▶ _Problem to solve_
Count lines with "screenshot" in them. Report only the total.

▶ _Records shown_
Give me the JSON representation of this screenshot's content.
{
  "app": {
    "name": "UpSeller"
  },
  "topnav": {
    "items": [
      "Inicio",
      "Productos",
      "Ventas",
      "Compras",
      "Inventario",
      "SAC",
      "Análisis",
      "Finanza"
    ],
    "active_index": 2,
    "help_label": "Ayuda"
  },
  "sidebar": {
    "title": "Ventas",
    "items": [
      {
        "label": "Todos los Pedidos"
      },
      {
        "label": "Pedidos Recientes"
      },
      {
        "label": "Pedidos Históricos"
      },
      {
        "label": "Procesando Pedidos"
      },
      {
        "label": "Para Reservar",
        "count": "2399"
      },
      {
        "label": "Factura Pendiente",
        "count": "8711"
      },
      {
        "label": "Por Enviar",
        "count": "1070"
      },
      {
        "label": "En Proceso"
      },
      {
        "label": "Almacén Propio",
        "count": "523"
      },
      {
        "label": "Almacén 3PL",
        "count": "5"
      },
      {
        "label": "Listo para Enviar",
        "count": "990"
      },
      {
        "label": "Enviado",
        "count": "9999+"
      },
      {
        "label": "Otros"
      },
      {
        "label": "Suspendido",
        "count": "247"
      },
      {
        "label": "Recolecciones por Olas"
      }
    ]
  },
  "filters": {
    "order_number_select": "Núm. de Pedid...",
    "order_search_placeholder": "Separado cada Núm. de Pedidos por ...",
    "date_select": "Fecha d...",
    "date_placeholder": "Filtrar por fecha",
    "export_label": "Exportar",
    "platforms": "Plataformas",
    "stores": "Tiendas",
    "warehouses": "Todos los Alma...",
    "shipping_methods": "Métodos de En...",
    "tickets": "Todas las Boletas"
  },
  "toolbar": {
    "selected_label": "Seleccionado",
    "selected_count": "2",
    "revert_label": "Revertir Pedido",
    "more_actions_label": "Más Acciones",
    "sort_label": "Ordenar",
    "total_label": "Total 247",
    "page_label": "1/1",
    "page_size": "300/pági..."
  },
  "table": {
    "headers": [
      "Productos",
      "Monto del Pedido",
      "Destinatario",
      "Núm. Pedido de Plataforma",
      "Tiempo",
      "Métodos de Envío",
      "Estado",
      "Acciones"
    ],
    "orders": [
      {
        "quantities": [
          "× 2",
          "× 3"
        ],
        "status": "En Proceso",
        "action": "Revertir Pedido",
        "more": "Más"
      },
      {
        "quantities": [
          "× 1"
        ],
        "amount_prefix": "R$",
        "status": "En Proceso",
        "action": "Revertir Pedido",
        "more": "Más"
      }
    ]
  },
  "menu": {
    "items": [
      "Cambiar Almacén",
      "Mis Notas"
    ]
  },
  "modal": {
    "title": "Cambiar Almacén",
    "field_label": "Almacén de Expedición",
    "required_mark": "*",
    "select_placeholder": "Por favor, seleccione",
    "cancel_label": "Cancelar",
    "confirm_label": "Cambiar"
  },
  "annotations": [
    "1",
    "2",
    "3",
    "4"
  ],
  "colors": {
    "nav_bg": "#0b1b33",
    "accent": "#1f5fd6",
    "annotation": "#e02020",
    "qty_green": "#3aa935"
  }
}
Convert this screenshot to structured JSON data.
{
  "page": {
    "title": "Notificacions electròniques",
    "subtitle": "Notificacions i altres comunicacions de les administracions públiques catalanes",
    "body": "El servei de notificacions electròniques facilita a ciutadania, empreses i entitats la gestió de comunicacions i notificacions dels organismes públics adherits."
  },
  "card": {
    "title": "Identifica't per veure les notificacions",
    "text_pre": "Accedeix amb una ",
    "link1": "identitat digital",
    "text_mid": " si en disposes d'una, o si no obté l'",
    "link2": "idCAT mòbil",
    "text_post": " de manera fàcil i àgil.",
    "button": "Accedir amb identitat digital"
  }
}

▶ _Task response_
2